**THE EXERCISE:** Each line containing the word "JSON" needs to be copied.

**RECORDS TO PROCESS:**
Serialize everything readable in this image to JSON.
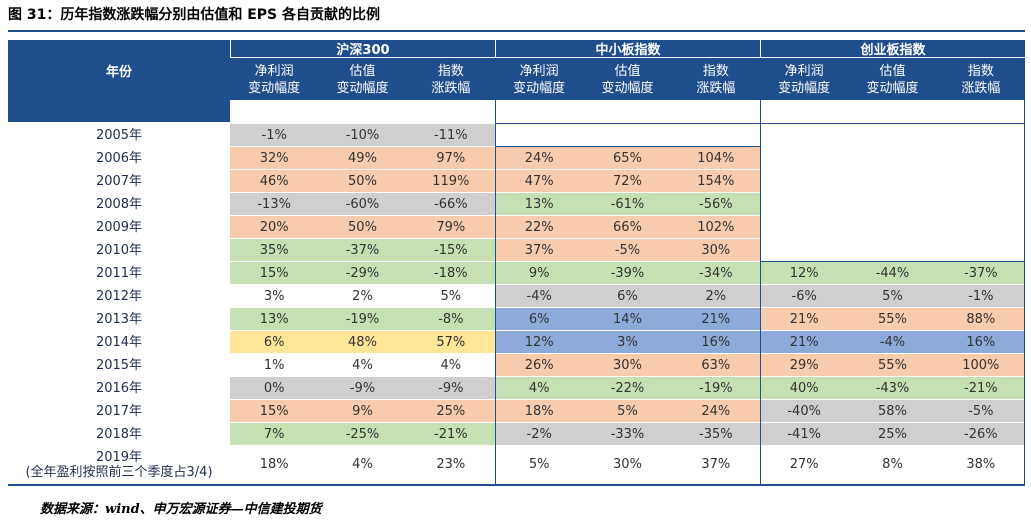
{
  "title": "图 31：历年指数涨跌幅分别由估值和 EPS 各自贡献的比例",
  "table": {
    "year_header": "年份",
    "groups": [
      "沪深300",
      "中小板指数",
      "创业板指数"
    ],
    "subheaders": [
      [
        "净利润",
        "变动幅度"
      ],
      [
        "估值",
        "变动幅度"
      ],
      [
        "指数",
        "涨跌幅"
      ],
      [
        "净利润",
        "变动幅度"
      ],
      [
        "估值",
        "变动幅度"
      ],
      [
        "指数",
        "涨跌幅"
      ],
      [
        "净利润",
        "变动幅度"
      ],
      [
        "估值",
        "变动幅度"
      ],
      [
        "指数",
        "涨跌幅"
      ]
    ],
    "rows": [
      {
        "year": "2005年",
        "values": [
          "-1%",
          "-10%",
          "-11%",
          null,
          null,
          null,
          null,
          null,
          null
        ],
        "fills": [
          "#d0cece",
          null,
          null
        ]
      },
      {
        "year": "2006年",
        "values": [
          "32%",
          "49%",
          "97%",
          "24%",
          "65%",
          "104%",
          null,
          null,
          null
        ],
        "fills": [
          "#f8cbad",
          "#f8cbad",
          null
        ]
      },
      {
        "year": "2007年",
        "values": [
          "46%",
          "50%",
          "119%",
          "47%",
          "72%",
          "154%",
          null,
          null,
          null
        ],
        "fills": [
          "#f8cbad",
          "#f8cbad",
          null
        ]
      },
      {
        "year": "2008年",
        "values": [
          "-13%",
          "-60%",
          "-66%",
          "13%",
          "-61%",
          "-56%",
          null,
          null,
          null
        ],
        "fills": [
          "#d0cece",
          "#c6e0b4",
          null
        ]
      },
      {
        "year": "2009年",
        "values": [
          "20%",
          "50%",
          "79%",
          "22%",
          "66%",
          "102%",
          null,
          null,
          null
        ],
        "fills": [
          "#f8cbad",
          "#f8cbad",
          null
        ]
      },
      {
        "year": "2010年",
        "values": [
          "35%",
          "-37%",
          "-15%",
          "37%",
          "-5%",
          "30%",
          null,
          null,
          null
        ],
        "fills": [
          "#c6e0b4",
          "#f8cbad",
          null
        ]
      },
      {
        "year": "2011年",
        "values": [
          "15%",
          "-29%",
          "-18%",
          "9%",
          "-39%",
          "-34%",
          "12%",
          "-44%",
          "-37%"
        ],
        "fills": [
          "#c6e0b4",
          "#c6e0b4",
          "#c6e0b4"
        ]
      },
      {
        "year": "2012年",
        "values": [
          "3%",
          "2%",
          "5%",
          "-4%",
          "6%",
          "2%",
          "-6%",
          "5%",
          "-1%"
        ],
        "fills": [
          "#ffffff",
          "#d0cece",
          "#d0cece"
        ]
      },
      {
        "year": "2013年",
        "values": [
          "13%",
          "-19%",
          "-8%",
          "6%",
          "14%",
          "21%",
          "21%",
          "55%",
          "88%"
        ],
        "fills": [
          "#c6e0b4",
          "#8eaadb",
          "#f8cbad"
        ]
      },
      {
        "year": "2014年",
        "values": [
          "6%",
          "48%",
          "57%",
          "12%",
          "3%",
          "16%",
          "21%",
          "-4%",
          "16%"
        ],
        "fills": [
          "#ffe699",
          "#8eaadb",
          "#8eaadb"
        ]
      },
      {
        "year": "2015年",
        "values": [
          "1%",
          "4%",
          "4%",
          "26%",
          "30%",
          "63%",
          "29%",
          "55%",
          "100%"
        ],
        "fills": [
          "#ffffff",
          "#f8cbad",
          "#f8cbad"
        ]
      },
      {
        "year": "2016年",
        "values": [
          "0%",
          "-9%",
          "-9%",
          "4%",
          "-22%",
          "-19%",
          "40%",
          "-43%",
          "-21%"
        ],
        "fills": [
          "#d0cece",
          "#c6e0b4",
          "#c6e0b4"
        ]
      },
      {
        "year": "2017年",
        "values": [
          "15%",
          "9%",
          "25%",
          "18%",
          "5%",
          "24%",
          "-40%",
          "58%",
          "-5%"
        ],
        "fills": [
          "#f8cbad",
          "#f8cbad",
          "#d0cece"
        ]
      },
      {
        "year": "2018年",
        "values": [
          "7%",
          "-25%",
          "-21%",
          "-2%",
          "-33%",
          "-35%",
          "-41%",
          "25%",
          "-26%"
        ],
        "fills": [
          "#c6e0b4",
          "#d0cece",
          "#d0cece"
        ]
      },
      {
        "year": "2019年",
        "note": "(全年盈利按照前三个季度占3/4)",
        "values": [
          "18%",
          "4%",
          "23%",
          "5%",
          "30%",
          "37%",
          "27%",
          "8%",
          "38%"
        ],
        "fills": [
          "#ffffff",
          "#ffffff",
          "#ffffff"
        ]
      }
    ]
  },
  "source": "数据来源：wind、申万宏源证券—中信建投期货"
}
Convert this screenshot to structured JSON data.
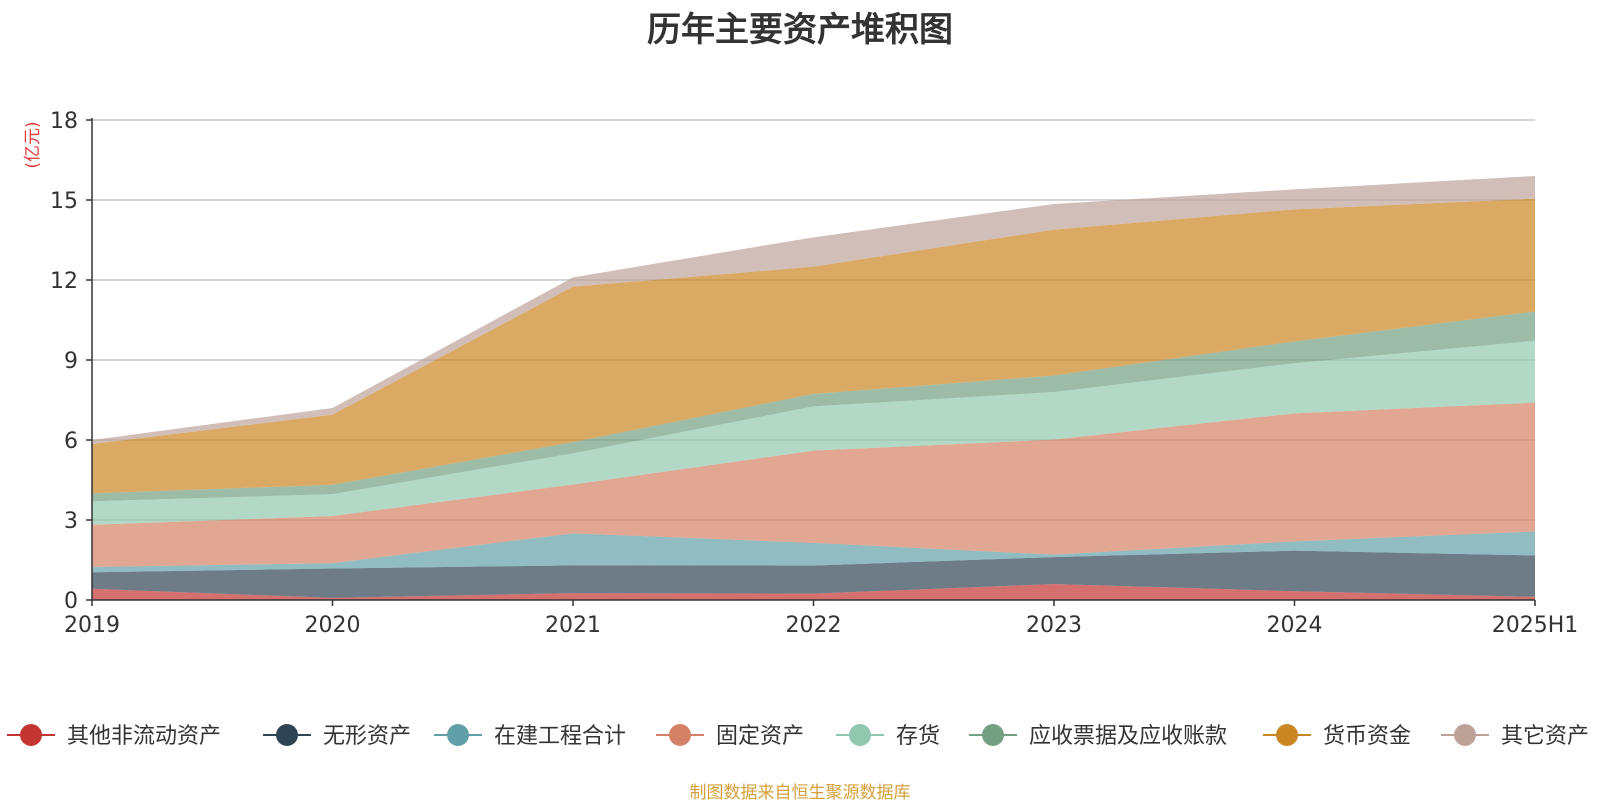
{
  "chart_data": {
    "type": "area",
    "stacked": true,
    "title": "历年主要资产堆积图",
    "y_unit_label": "(亿元)",
    "x": [
      "2019",
      "2020",
      "2021",
      "2022",
      "2023",
      "2024",
      "2025H1"
    ],
    "ylim": [
      0,
      18
    ],
    "yticks": [
      0,
      3,
      6,
      9,
      12,
      15,
      18
    ],
    "grid": true,
    "legend_position": "bottom",
    "series": [
      {
        "name": "其他非流动资产",
        "color": "#c23531",
        "values": [
          0.42,
          0.08,
          0.26,
          0.24,
          0.6,
          0.33,
          0.12
        ]
      },
      {
        "name": "无形资产",
        "color": "#2f4554",
        "values": [
          0.62,
          1.1,
          1.04,
          1.05,
          1.01,
          1.52,
          1.55
        ]
      },
      {
        "name": "在建工程合计",
        "color": "#61a0a8",
        "values": [
          0.2,
          0.2,
          1.2,
          0.85,
          0.09,
          0.35,
          0.9
        ]
      },
      {
        "name": "固定资产",
        "color": "#d48265",
        "values": [
          1.58,
          1.77,
          1.83,
          3.46,
          4.32,
          4.8,
          4.83
        ]
      },
      {
        "name": "存货",
        "color": "#91c7ae",
        "values": [
          0.88,
          0.82,
          1.17,
          1.66,
          1.78,
          1.88,
          2.32
        ]
      },
      {
        "name": "应收票据及应收账款",
        "color": "#749f83",
        "values": [
          0.3,
          0.35,
          0.42,
          0.47,
          0.62,
          0.82,
          1.1
        ]
      },
      {
        "name": "货币资金",
        "color": "#ca8622",
        "values": [
          1.85,
          2.63,
          5.83,
          4.77,
          5.47,
          4.95,
          4.23
        ]
      },
      {
        "name": "其它资产",
        "color": "#bda29a",
        "values": [
          0.15,
          0.25,
          0.35,
          1.1,
          0.96,
          0.75,
          0.85
        ]
      }
    ]
  },
  "source_note": "制图数据来自恒生聚源数据库"
}
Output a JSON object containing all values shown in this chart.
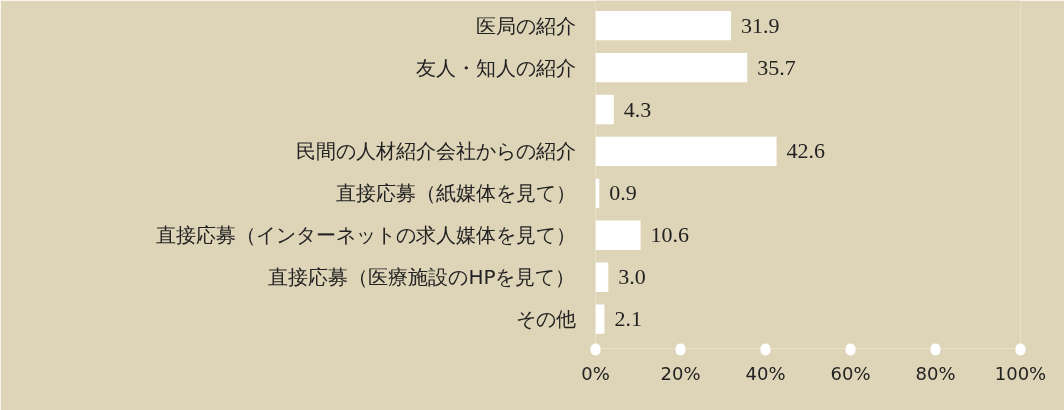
{
  "chart_data": {
    "type": "bar",
    "orientation": "horizontal",
    "categories": [
      "医局の紹介",
      "友人・知人の紹介",
      null,
      "民間の人材紹介会社からの紹介",
      "直接応募（紙媒体を見て）",
      "直接応募（インターネットの求人媒体を見て）",
      "直接応募（医療施設のHPを見て）",
      "その他"
    ],
    "values": [
      31.9,
      35.7,
      4.3,
      42.6,
      0.9,
      10.6,
      3.0,
      2.1
    ],
    "value_labels": [
      "31.9",
      "35.7",
      "4.3",
      "42.6",
      "0.9",
      "10.6",
      "3.0",
      "2.1"
    ],
    "color": "#ffffff",
    "xlim": [
      0,
      100
    ],
    "xticks": [
      {
        "value": 0,
        "label": "0%"
      },
      {
        "value": 20,
        "label": "20%"
      },
      {
        "value": 40,
        "label": "40%"
      },
      {
        "value": 60,
        "label": "60%"
      },
      {
        "value": 80,
        "label": "80%"
      },
      {
        "value": 100,
        "label": "100%"
      }
    ],
    "grid": false
  }
}
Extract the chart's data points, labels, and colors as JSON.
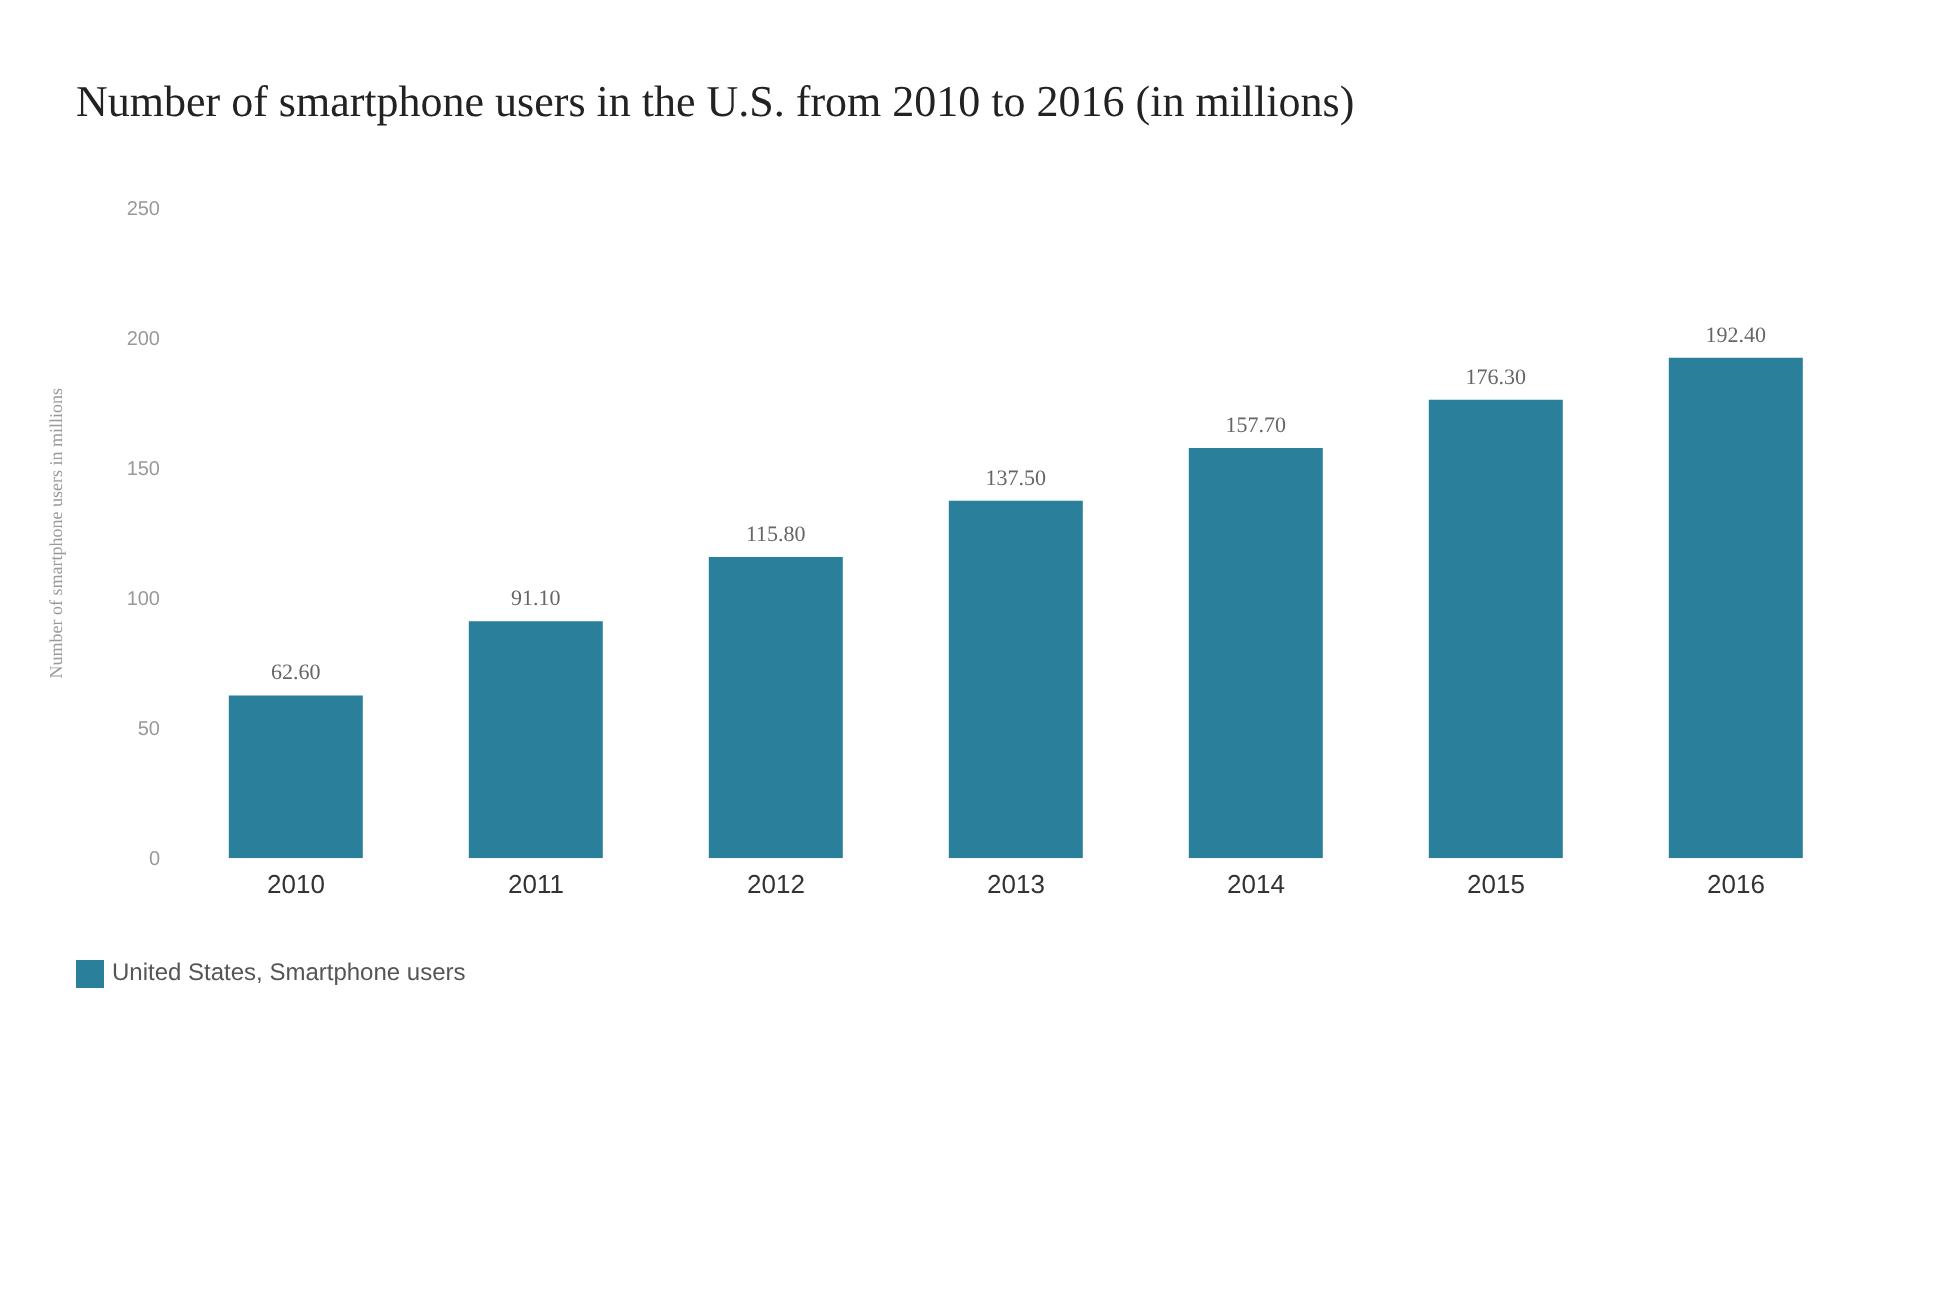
{
  "chart_data": {
    "type": "bar",
    "title": "Number of smartphone users in the U.S. from 2010 to 2016 (in millions)",
    "ylabel": "Number of smartphone users in millions",
    "categories": [
      "2010",
      "2011",
      "2012",
      "2013",
      "2014",
      "2015",
      "2016"
    ],
    "series": [
      {
        "name": "United States, Smartphone users",
        "color": "#2a7f9a",
        "values": [
          62.6,
          91.1,
          115.8,
          137.5,
          157.7,
          176.3,
          192.4
        ],
        "value_labels": [
          "62.60",
          "91.10",
          "115.80",
          "137.50",
          "157.70",
          "176.30",
          "192.40"
        ]
      }
    ],
    "ylim": [
      0,
      250
    ],
    "yticks": [
      0,
      50,
      100,
      150,
      200,
      250
    ],
    "grid": false,
    "legend": "bottom left"
  }
}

**ANSWER TO THE EXERCISE:**
Serialize everything readable in this image to JSON.
Convert this screenshot to structured JSON data.
Output a JSON object containing all values shown in this chart.
Extract the chart's data points, labels, and colors as JSON.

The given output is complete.